To be done
In the records that follow, locate every line with "author" and extract it.

Data lines
[START]
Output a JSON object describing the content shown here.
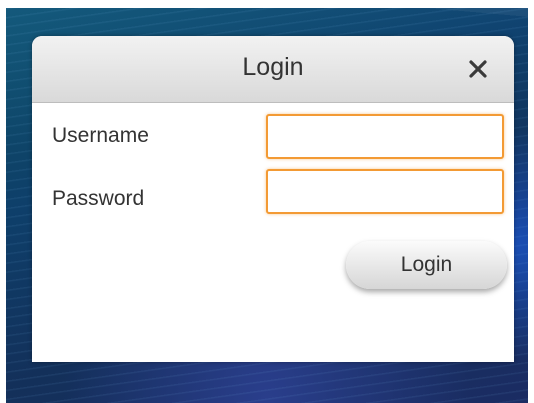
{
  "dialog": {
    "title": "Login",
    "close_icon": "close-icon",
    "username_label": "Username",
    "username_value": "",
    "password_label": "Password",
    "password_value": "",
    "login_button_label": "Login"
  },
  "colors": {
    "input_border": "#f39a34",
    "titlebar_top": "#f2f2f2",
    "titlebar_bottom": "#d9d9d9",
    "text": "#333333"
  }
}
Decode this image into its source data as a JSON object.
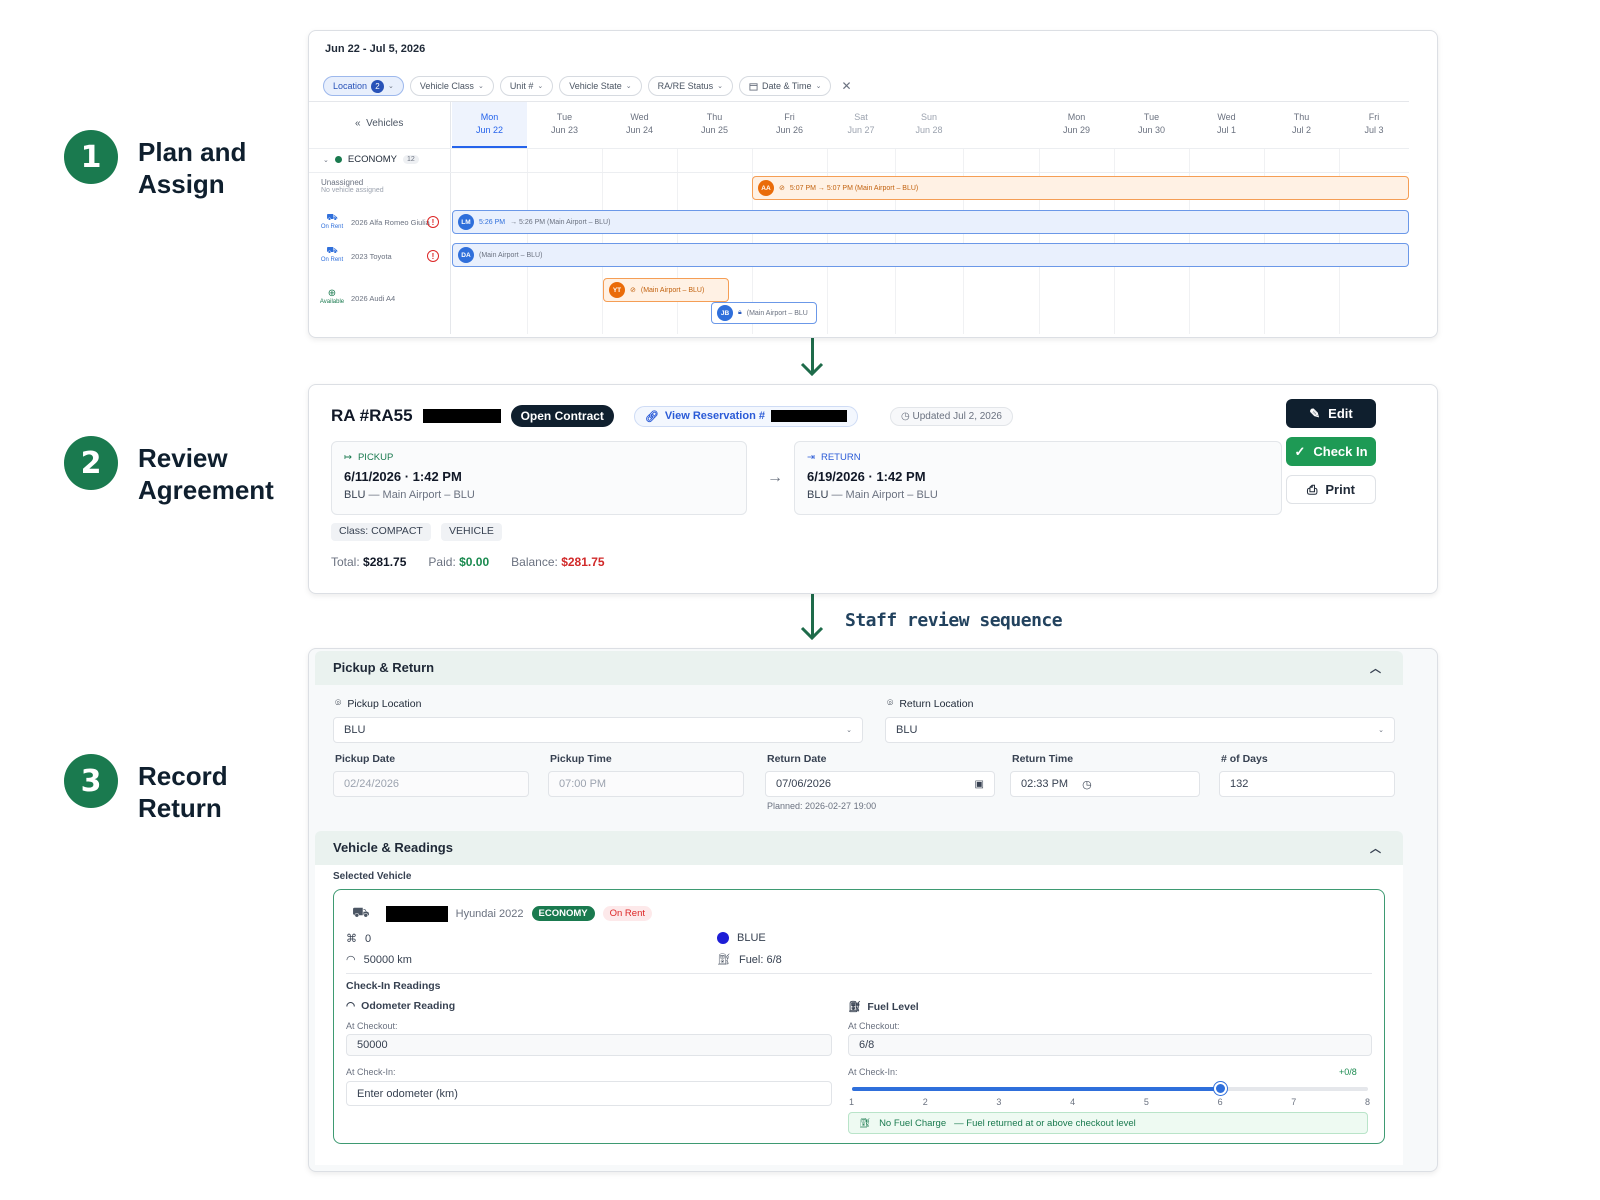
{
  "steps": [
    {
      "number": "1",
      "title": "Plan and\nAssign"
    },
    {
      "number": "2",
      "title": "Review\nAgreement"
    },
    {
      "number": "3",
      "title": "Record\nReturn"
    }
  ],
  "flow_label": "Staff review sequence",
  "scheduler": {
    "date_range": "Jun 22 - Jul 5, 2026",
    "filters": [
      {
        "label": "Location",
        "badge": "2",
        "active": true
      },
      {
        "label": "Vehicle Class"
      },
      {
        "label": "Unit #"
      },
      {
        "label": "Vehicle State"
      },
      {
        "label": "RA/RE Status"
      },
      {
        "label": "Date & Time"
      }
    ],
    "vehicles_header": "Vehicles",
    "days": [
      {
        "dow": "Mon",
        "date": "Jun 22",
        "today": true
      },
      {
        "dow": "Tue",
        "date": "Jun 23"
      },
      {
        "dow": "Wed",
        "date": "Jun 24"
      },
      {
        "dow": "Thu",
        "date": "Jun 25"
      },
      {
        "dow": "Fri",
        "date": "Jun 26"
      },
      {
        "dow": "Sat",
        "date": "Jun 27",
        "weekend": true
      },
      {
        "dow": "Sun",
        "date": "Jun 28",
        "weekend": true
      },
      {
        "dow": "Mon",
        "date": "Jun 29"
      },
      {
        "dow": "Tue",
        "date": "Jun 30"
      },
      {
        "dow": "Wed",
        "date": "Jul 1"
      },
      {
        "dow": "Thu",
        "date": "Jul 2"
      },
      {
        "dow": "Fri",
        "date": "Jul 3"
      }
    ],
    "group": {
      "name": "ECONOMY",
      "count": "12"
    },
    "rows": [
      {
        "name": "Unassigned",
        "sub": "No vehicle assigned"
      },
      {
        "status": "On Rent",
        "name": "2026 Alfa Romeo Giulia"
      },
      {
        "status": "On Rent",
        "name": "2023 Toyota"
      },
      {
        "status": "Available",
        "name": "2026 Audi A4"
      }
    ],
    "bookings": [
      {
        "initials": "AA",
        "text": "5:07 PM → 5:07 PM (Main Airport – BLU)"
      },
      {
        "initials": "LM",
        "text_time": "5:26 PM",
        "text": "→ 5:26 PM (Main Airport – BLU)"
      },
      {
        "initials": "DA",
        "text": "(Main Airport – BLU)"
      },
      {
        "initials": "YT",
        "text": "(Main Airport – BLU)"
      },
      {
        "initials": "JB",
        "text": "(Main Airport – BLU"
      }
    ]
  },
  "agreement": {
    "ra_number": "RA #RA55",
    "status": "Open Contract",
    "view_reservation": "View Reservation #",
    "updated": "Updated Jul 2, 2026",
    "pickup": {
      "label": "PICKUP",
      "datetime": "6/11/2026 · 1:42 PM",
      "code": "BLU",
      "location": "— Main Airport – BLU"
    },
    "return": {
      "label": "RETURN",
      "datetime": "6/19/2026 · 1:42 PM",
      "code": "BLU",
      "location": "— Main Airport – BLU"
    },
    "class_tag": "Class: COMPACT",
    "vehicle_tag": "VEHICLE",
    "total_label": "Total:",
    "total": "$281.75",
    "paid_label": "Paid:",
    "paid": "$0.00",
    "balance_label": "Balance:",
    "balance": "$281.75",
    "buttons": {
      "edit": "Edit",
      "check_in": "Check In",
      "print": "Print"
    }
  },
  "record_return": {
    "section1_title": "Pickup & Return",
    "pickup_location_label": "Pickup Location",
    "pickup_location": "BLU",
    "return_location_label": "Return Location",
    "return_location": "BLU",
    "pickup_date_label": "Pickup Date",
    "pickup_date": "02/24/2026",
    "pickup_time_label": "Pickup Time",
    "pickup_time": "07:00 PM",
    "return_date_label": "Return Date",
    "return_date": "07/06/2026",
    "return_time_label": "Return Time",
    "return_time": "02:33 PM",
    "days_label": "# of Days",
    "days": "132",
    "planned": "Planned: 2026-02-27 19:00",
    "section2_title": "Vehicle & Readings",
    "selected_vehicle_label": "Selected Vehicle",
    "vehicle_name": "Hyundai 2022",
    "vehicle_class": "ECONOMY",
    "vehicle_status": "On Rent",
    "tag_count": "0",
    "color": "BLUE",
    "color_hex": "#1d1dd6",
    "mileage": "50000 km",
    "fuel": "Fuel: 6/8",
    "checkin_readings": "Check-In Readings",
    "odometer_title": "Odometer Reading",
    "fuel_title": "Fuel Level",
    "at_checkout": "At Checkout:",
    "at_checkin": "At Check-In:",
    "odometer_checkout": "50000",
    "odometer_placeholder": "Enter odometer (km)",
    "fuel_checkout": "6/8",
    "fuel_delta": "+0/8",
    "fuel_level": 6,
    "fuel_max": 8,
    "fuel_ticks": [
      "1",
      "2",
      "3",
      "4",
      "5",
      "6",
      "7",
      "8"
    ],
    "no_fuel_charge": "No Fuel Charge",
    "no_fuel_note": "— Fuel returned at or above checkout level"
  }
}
[END]
[START]
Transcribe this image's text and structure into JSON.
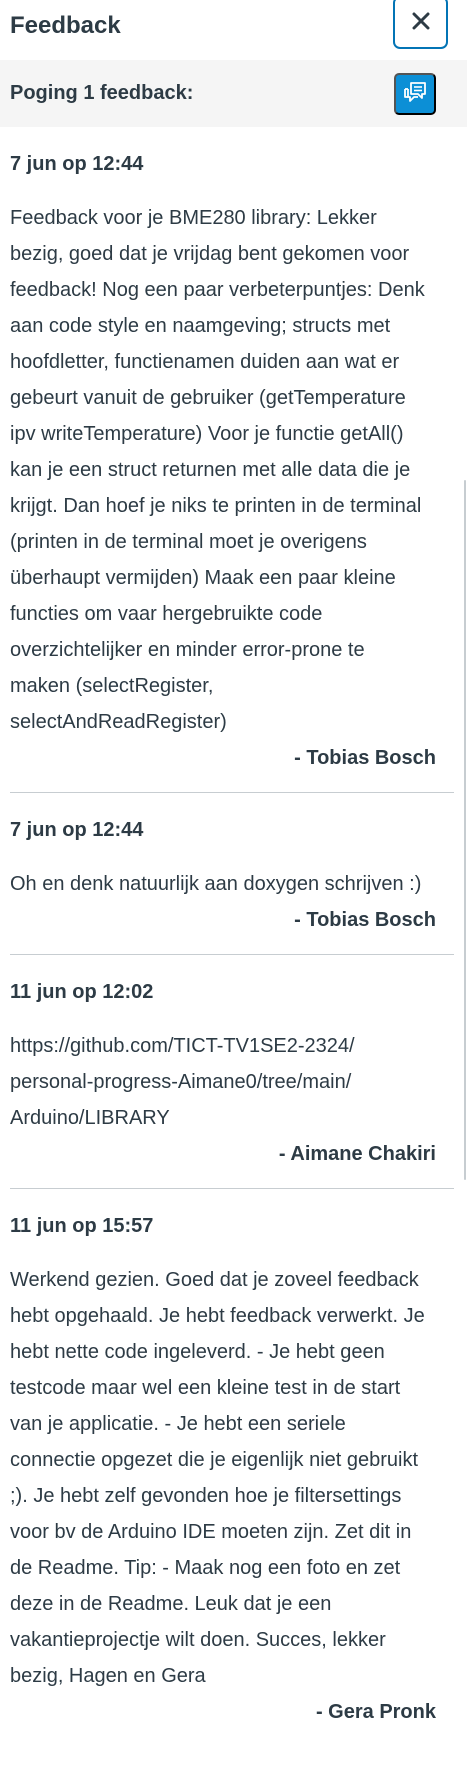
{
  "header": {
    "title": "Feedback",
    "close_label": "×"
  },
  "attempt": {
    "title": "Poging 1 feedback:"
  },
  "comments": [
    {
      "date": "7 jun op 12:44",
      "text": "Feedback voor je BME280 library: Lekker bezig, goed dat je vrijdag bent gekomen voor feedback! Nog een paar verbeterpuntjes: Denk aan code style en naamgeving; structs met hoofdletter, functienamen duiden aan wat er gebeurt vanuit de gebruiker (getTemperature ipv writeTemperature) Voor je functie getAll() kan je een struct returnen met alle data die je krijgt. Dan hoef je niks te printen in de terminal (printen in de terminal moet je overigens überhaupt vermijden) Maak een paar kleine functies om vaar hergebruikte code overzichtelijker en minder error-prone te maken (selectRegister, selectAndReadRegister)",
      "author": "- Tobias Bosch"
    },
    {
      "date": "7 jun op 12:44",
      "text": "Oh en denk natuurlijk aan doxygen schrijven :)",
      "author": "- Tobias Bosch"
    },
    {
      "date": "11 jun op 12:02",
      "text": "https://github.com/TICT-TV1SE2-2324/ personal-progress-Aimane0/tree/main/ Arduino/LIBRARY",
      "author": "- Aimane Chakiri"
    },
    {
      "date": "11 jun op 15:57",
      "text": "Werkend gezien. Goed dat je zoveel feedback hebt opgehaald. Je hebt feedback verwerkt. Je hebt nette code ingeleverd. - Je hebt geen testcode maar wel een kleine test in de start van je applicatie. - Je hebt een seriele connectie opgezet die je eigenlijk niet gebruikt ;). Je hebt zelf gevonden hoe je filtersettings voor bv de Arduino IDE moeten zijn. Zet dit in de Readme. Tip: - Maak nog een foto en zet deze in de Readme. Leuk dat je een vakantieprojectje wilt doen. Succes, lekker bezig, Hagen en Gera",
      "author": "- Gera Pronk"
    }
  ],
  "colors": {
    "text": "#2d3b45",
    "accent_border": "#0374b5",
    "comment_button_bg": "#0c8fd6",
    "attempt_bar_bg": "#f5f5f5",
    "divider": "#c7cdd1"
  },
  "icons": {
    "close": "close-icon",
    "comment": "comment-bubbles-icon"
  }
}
[END]
Response to this exercise
      "author": "- Tobias Bosch"
      "author": "- Tobias Bosch"
      "author": "- Aimane Chakiri"
      "author": "- Gera Pronk"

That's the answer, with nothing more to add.